Take every line where the string "xlabel" appears and copy it.
─── Given information
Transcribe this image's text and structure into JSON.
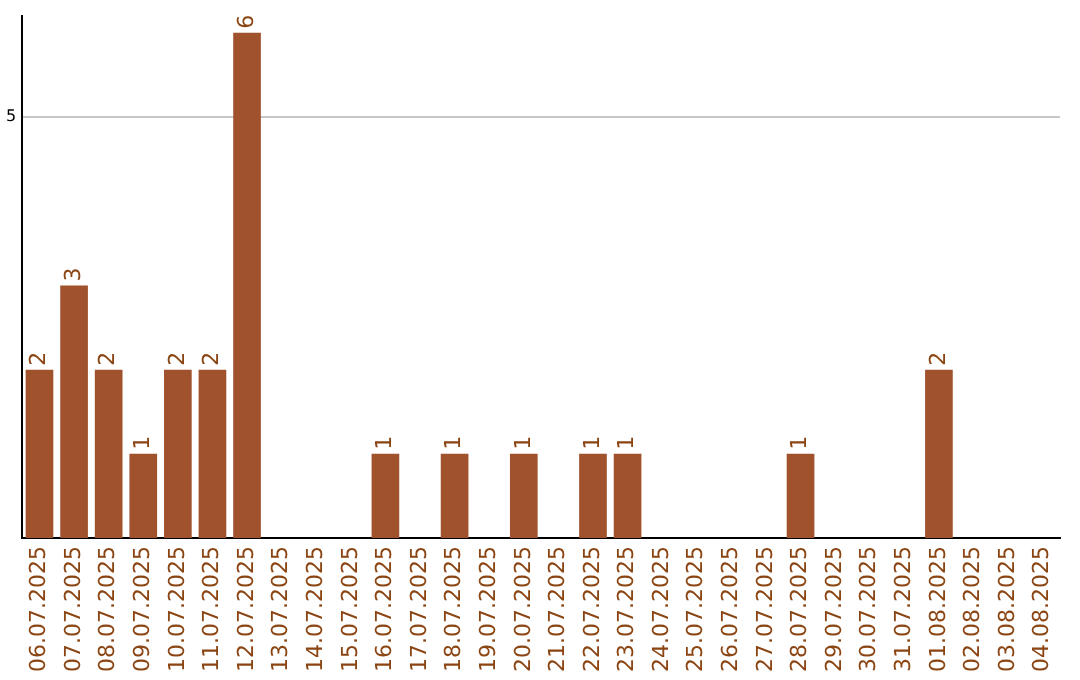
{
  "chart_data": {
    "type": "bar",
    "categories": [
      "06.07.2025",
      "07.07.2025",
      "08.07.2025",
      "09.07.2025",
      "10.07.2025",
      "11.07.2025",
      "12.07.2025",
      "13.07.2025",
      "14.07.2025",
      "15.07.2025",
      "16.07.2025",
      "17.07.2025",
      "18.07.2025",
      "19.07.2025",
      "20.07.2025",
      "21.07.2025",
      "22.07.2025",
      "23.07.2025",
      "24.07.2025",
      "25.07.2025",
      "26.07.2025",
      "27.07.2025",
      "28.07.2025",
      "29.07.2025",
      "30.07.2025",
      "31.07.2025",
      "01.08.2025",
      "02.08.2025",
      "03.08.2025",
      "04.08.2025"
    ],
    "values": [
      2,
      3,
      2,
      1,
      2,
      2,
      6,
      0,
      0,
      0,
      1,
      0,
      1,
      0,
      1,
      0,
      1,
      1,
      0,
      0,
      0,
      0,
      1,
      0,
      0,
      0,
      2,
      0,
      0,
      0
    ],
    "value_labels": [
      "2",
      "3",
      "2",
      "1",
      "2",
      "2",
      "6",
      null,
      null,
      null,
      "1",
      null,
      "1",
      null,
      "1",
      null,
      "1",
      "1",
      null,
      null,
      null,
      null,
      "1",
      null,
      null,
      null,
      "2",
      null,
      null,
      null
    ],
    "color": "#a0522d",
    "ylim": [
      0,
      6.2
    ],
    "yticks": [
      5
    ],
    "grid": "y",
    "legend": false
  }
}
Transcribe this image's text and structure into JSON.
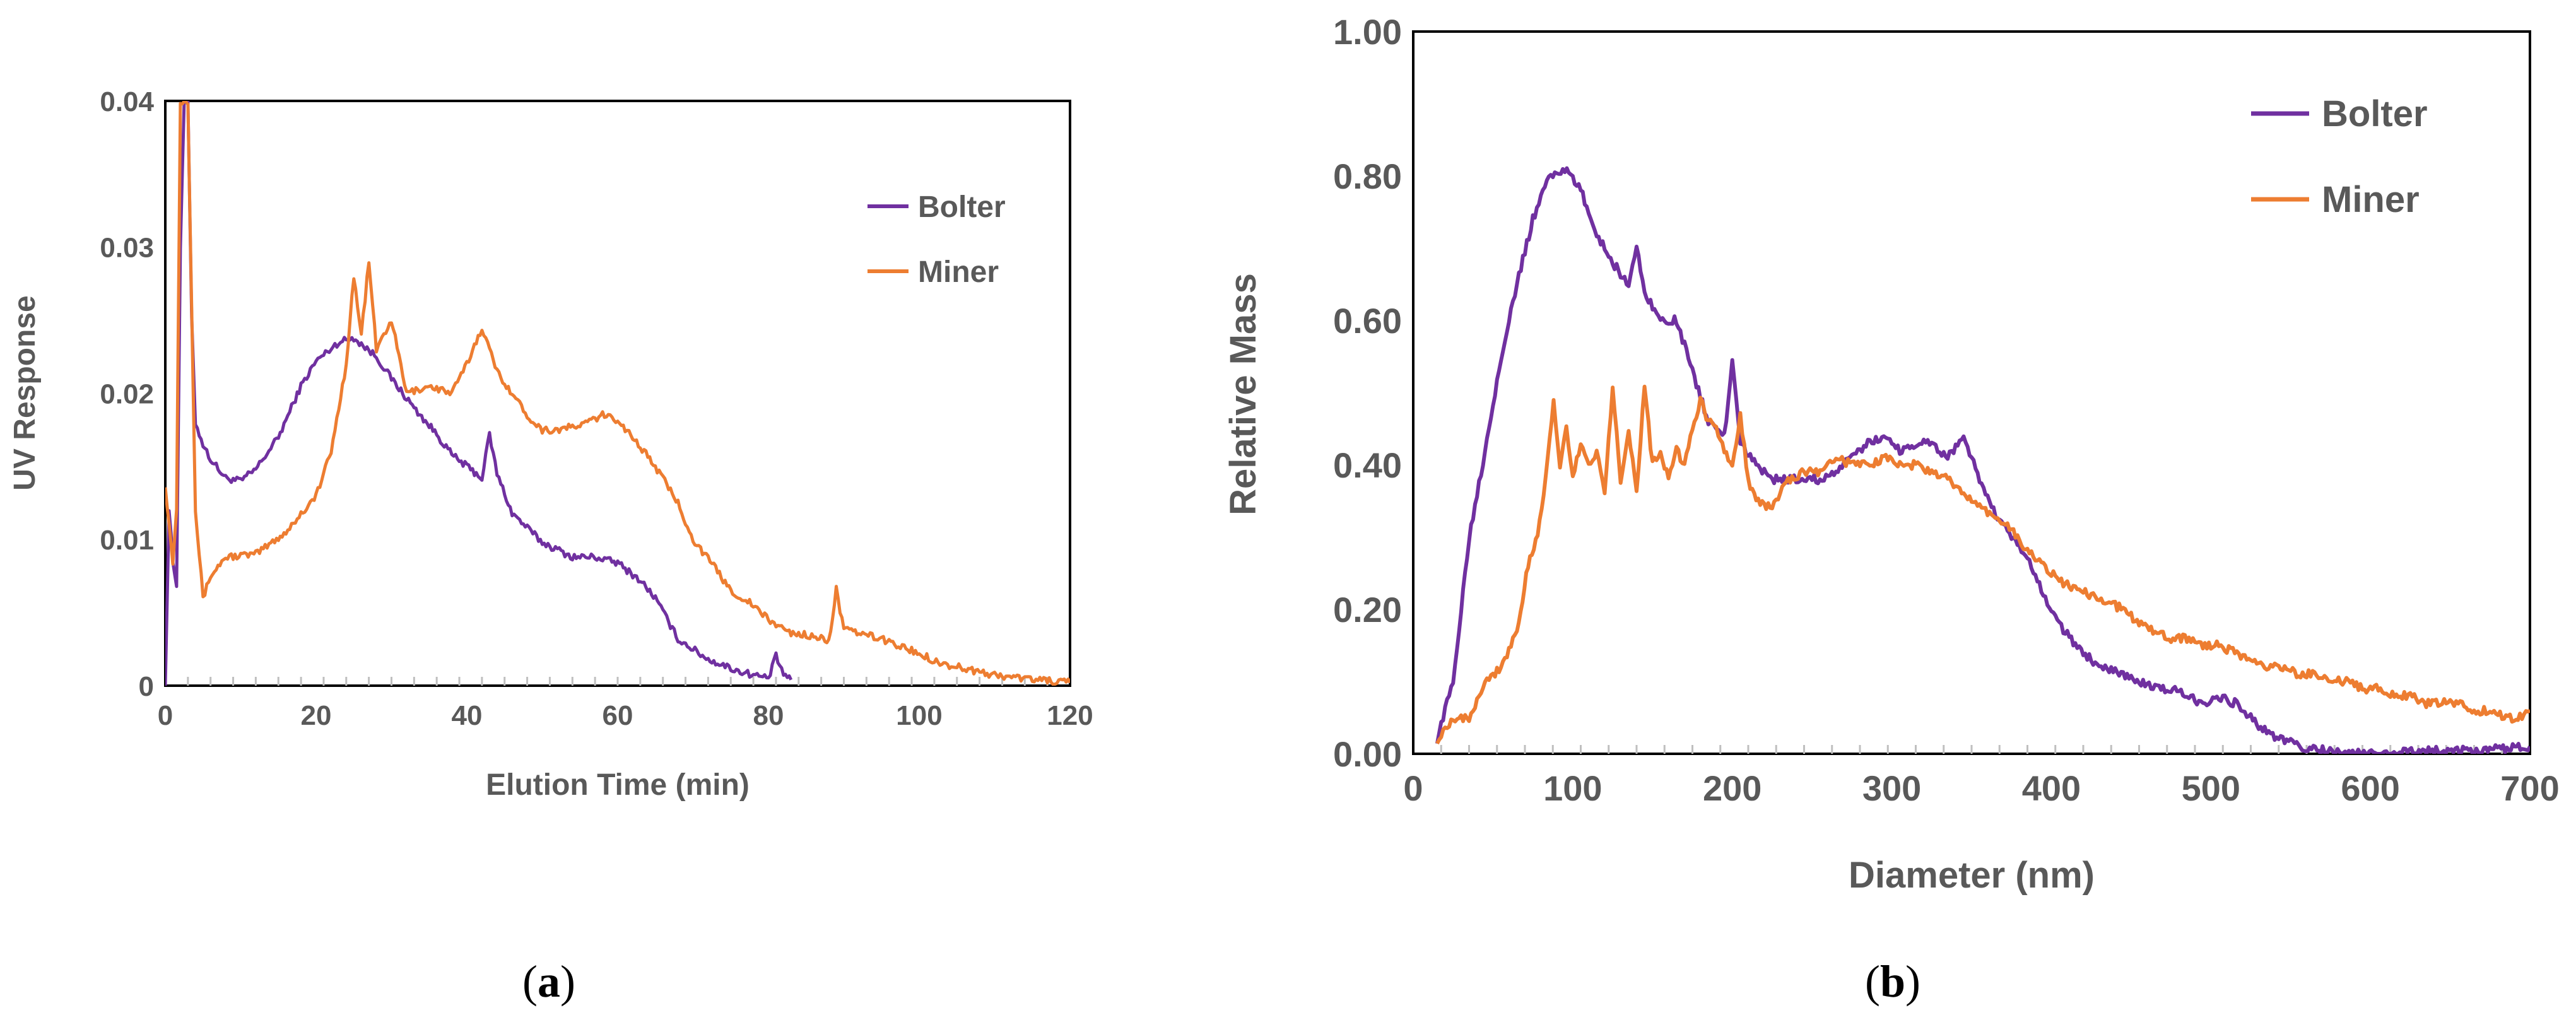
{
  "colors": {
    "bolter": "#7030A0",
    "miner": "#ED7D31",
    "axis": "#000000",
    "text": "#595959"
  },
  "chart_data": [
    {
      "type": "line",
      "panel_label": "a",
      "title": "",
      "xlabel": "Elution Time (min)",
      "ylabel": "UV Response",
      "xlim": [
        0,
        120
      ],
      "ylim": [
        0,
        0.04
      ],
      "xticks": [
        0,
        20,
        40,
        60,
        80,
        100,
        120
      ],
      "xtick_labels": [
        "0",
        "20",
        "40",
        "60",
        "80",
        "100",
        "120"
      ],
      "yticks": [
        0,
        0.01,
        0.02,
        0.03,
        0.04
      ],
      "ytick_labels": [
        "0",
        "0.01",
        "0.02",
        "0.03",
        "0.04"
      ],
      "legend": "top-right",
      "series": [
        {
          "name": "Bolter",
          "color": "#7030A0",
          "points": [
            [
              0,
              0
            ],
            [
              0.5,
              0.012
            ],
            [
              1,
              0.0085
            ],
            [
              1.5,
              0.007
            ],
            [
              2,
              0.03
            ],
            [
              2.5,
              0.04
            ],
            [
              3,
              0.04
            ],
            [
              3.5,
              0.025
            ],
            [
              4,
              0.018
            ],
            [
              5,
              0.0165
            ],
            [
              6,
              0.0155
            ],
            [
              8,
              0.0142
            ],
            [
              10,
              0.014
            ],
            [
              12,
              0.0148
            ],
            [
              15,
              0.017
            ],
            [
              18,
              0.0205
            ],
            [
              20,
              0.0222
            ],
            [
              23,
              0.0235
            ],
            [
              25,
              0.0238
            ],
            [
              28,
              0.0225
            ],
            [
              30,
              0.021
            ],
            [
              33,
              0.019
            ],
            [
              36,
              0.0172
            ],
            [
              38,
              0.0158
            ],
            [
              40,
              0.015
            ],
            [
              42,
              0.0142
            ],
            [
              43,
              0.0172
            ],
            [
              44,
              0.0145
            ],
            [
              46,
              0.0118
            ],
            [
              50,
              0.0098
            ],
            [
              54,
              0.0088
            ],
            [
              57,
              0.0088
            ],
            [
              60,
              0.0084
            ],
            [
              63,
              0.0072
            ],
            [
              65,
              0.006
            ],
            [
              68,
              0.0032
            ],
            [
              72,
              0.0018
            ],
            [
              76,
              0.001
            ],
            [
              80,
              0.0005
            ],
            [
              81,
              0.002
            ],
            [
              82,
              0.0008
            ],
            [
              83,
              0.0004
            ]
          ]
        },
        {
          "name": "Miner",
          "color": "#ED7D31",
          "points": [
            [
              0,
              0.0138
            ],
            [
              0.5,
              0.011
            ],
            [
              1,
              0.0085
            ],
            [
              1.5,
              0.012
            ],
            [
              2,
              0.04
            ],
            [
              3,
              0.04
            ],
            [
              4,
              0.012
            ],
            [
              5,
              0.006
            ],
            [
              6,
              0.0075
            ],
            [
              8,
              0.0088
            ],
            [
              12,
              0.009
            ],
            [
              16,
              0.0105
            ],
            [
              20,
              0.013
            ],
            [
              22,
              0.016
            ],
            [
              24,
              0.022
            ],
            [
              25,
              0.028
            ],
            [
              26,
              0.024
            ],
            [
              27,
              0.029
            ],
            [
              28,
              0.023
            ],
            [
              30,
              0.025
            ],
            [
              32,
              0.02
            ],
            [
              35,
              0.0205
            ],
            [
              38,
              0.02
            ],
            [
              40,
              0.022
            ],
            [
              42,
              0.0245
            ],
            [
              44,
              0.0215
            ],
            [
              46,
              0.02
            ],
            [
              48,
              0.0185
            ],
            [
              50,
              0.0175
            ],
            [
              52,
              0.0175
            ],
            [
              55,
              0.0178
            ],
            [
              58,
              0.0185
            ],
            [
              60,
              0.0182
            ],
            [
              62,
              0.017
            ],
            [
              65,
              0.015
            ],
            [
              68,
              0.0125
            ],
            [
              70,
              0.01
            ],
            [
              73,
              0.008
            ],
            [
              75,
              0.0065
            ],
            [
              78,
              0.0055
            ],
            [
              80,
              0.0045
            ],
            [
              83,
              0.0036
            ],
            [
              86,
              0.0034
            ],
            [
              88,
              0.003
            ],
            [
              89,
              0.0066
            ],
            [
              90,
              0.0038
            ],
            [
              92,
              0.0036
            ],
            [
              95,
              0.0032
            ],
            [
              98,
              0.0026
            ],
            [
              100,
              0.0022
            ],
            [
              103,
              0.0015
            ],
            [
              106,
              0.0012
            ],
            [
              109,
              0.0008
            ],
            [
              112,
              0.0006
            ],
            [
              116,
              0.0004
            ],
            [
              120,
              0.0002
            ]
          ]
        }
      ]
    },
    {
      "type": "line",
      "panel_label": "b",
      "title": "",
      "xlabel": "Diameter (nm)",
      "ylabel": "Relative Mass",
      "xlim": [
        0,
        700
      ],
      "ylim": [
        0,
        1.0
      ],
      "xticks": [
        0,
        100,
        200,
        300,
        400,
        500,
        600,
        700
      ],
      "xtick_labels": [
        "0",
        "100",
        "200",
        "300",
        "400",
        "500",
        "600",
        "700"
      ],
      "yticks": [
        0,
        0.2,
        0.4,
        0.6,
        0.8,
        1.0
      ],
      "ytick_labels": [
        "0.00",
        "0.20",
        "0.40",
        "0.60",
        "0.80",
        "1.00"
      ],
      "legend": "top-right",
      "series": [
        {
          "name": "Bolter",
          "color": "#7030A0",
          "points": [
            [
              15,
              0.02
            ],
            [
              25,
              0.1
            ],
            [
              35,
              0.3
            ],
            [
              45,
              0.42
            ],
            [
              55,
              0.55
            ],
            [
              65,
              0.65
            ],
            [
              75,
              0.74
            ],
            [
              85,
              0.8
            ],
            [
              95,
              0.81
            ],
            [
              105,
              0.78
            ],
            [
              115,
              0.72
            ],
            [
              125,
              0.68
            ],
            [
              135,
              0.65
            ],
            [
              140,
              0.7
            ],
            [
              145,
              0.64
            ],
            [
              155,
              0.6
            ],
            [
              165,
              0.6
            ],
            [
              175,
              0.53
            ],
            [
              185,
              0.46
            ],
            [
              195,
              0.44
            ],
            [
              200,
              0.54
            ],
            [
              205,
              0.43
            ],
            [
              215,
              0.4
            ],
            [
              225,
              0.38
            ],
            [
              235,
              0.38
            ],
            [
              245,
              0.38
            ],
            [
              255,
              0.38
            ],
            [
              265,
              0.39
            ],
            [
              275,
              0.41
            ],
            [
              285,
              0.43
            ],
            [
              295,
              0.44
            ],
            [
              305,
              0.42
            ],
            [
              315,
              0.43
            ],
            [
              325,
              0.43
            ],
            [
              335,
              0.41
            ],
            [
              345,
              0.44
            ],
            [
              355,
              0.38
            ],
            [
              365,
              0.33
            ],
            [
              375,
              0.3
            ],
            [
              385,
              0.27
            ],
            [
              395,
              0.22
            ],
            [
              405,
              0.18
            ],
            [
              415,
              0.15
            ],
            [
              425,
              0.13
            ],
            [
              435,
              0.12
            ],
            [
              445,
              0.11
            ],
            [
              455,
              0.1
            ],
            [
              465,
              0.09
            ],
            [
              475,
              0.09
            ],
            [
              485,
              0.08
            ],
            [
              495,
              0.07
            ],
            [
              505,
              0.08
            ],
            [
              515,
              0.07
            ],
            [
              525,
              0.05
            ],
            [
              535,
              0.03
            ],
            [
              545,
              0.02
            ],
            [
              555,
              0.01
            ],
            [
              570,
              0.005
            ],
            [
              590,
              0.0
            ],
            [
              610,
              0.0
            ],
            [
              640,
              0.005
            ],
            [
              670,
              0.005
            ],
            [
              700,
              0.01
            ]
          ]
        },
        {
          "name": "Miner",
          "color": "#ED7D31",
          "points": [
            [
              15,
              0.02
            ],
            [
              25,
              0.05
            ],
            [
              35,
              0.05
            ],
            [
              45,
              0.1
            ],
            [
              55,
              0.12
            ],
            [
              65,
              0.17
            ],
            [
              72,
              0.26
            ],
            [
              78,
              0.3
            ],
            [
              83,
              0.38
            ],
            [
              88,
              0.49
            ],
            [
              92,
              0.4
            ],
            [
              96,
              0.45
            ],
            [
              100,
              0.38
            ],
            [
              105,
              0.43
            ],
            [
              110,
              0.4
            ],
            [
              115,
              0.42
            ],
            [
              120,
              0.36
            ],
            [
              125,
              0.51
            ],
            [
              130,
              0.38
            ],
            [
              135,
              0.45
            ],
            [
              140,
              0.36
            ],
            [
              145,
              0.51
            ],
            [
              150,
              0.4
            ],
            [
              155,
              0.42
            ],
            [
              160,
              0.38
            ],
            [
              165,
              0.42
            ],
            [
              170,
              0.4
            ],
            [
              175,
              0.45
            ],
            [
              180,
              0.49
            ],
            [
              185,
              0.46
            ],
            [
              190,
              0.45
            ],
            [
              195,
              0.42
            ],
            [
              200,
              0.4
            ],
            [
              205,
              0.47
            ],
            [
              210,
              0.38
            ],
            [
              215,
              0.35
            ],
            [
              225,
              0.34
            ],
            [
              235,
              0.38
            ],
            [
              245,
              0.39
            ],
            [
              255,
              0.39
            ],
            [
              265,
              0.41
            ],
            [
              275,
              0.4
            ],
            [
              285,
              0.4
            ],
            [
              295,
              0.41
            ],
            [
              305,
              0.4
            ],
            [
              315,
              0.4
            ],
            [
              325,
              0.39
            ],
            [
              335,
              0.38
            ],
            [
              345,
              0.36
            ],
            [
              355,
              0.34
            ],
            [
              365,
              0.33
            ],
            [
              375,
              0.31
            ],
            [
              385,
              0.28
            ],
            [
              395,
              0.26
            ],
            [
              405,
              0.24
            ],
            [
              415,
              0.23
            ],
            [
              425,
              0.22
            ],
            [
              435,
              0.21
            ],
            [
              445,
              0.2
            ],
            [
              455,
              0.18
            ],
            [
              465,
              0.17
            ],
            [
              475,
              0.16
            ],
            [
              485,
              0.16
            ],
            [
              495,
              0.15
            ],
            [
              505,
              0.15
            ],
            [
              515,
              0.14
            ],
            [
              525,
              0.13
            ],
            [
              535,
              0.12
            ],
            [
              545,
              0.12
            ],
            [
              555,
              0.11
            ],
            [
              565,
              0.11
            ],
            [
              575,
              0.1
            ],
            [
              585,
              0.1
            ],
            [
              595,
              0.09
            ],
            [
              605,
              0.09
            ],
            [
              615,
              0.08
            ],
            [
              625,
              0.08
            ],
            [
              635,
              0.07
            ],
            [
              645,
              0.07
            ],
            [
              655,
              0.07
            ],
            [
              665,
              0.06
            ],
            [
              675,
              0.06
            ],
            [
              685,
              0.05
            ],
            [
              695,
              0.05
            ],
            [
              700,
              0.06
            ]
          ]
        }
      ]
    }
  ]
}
──────
- Exercise answer -
      "xlabel": "Elution Time (min)",
      "xlabel": "Diameter (nm)",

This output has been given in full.